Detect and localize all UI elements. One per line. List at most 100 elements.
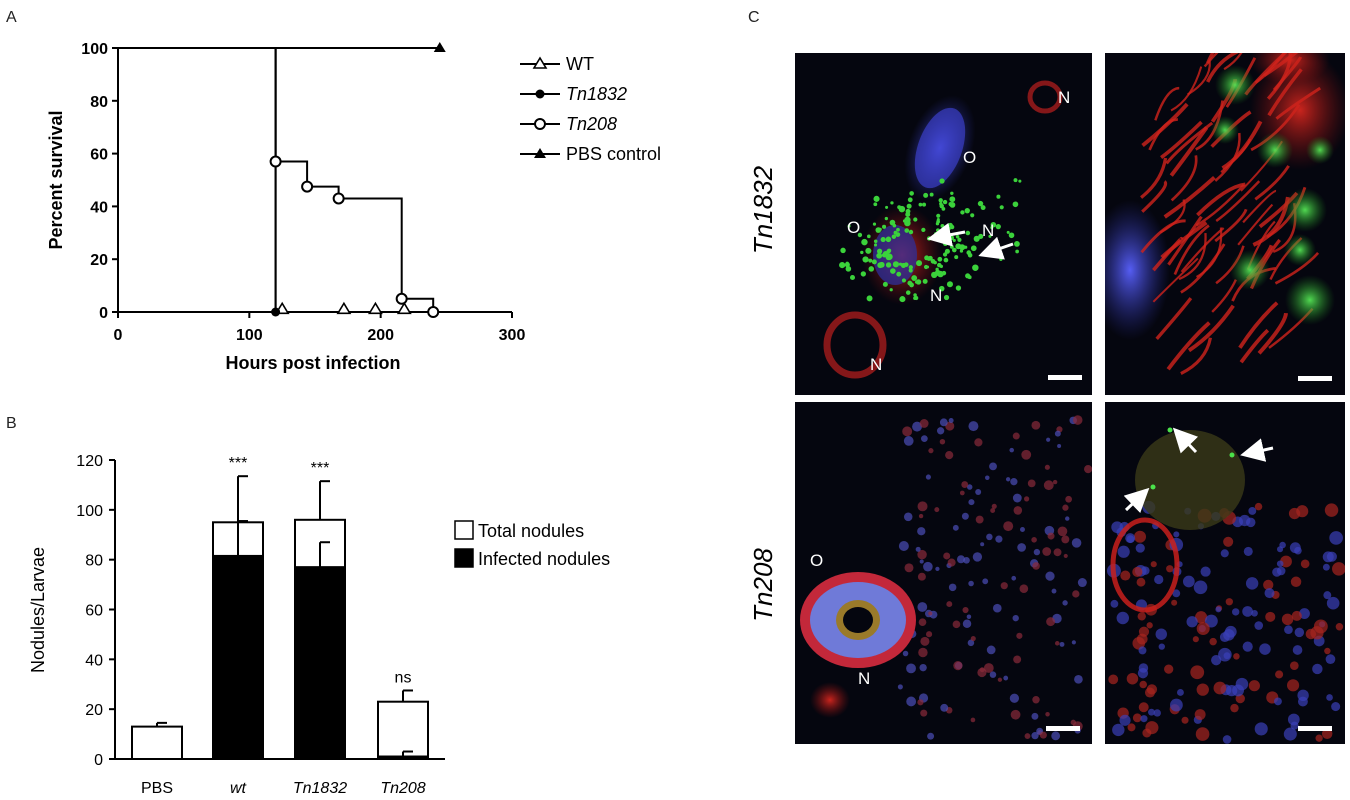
significance-label: ns [395, 669, 412, 686]
cell [1003, 521, 1014, 532]
y-tick-label: 20 [85, 702, 103, 719]
panel-letter-a: A [6, 9, 17, 26]
legend-marker [534, 148, 546, 158]
micrograph-tn208-zoom [1105, 402, 1345, 744]
fiber [1254, 165, 1290, 201]
bacterium-dot [845, 261, 849, 265]
cell [1125, 533, 1136, 544]
cell [1196, 683, 1209, 696]
cell [1047, 532, 1055, 540]
bacterium-dot [1006, 230, 1010, 234]
bacterium-dot [889, 219, 896, 226]
cell [1276, 566, 1286, 576]
fiber [1163, 175, 1216, 219]
cell [939, 438, 946, 445]
cell [1200, 566, 1211, 577]
cell [1291, 610, 1302, 621]
bacterium-dot [860, 271, 867, 277]
cell [918, 647, 928, 658]
bacterium-dot [857, 232, 863, 238]
cell [1284, 625, 1293, 634]
bacterium-dot [904, 228, 910, 233]
cell [961, 512, 969, 520]
micro-label: O [847, 218, 860, 237]
legend-label: Tn1832 [566, 84, 627, 104]
cell [934, 507, 940, 513]
survival-y-axis-title: Percent survival [46, 110, 66, 249]
fiber [1160, 220, 1208, 259]
bacterium-dot [941, 270, 947, 276]
cell [1072, 590, 1080, 598]
cell [1005, 477, 1011, 482]
cell [1059, 641, 1065, 647]
bacterium-dot [862, 256, 869, 263]
cell [1259, 643, 1271, 655]
cell [1213, 681, 1227, 695]
bacterium-dot [964, 207, 970, 214]
cell [1195, 611, 1208, 624]
cell [1117, 545, 1130, 558]
cell [1297, 689, 1309, 702]
y-tick-label: 80 [85, 553, 103, 570]
micro-label: N [930, 286, 942, 305]
bacterium-dot [970, 245, 977, 252]
bacterium-dot [972, 264, 979, 271]
cell [1054, 430, 1061, 437]
cell [1137, 612, 1146, 621]
micro-label: N [870, 355, 882, 374]
bacterium-dot [970, 213, 975, 218]
bacterium-dot [949, 202, 956, 208]
cell [1046, 617, 1056, 627]
cell [1186, 616, 1198, 628]
cell [1289, 542, 1301, 554]
y-tick-label: 100 [81, 41, 108, 58]
cell [975, 515, 984, 524]
cell [1062, 600, 1068, 606]
cell [903, 436, 914, 446]
bacterium-dot [936, 218, 940, 222]
bacterium-dot [876, 248, 883, 254]
cell [1044, 464, 1050, 470]
cell [979, 667, 985, 673]
bacterium-dot [955, 243, 962, 250]
fiber [1195, 183, 1245, 227]
micro-label: O [963, 148, 976, 167]
x-tick-label: PBS [141, 780, 173, 797]
cell [1275, 670, 1284, 679]
bacteria-cluster [1215, 65, 1255, 105]
cell [1009, 693, 1020, 703]
cell [1242, 606, 1253, 617]
cell [1254, 722, 1268, 736]
cell [983, 663, 994, 673]
bacterium-dot [947, 222, 953, 228]
cell [1062, 504, 1069, 511]
micrograph-row-label-tn1832: Tn1832 [748, 165, 778, 254]
x-tick-label: Tn1832 [293, 780, 347, 797]
legend-swatch [454, 548, 474, 568]
cell [917, 501, 928, 512]
x-tick-label: 0 [114, 327, 123, 344]
bacterium-dot [896, 271, 902, 277]
survival-point [433, 42, 446, 52]
bacterium-dot [916, 260, 923, 267]
cell [1039, 731, 1047, 739]
bacterium-dot [907, 280, 913, 286]
bar-total-tn208 [377, 700, 429, 760]
cell [1232, 608, 1240, 616]
cell [1324, 647, 1331, 655]
cell [1326, 596, 1340, 610]
legend-label: Tn208 [566, 114, 617, 134]
survival-x-axis-title: Hours post infection [226, 353, 401, 373]
cell [986, 533, 993, 541]
bacterium-dot [951, 247, 957, 253]
cell [1192, 636, 1199, 643]
cell [1045, 711, 1050, 717]
cell [948, 583, 957, 592]
y-tick-label: 0 [94, 752, 103, 769]
survival-line-wt [118, 47, 405, 313]
y-tick-label: 60 [90, 147, 108, 164]
micro-label: N [858, 669, 870, 688]
cell [1263, 579, 1274, 590]
x-tick-label: wt [230, 780, 247, 797]
cell [1182, 575, 1195, 588]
§
▸ TASK BRIEF: Lines in the records above that contain the word "survival" need to be counted; the reply is that number and nothing else.

▸ TASK OUTPUT: 4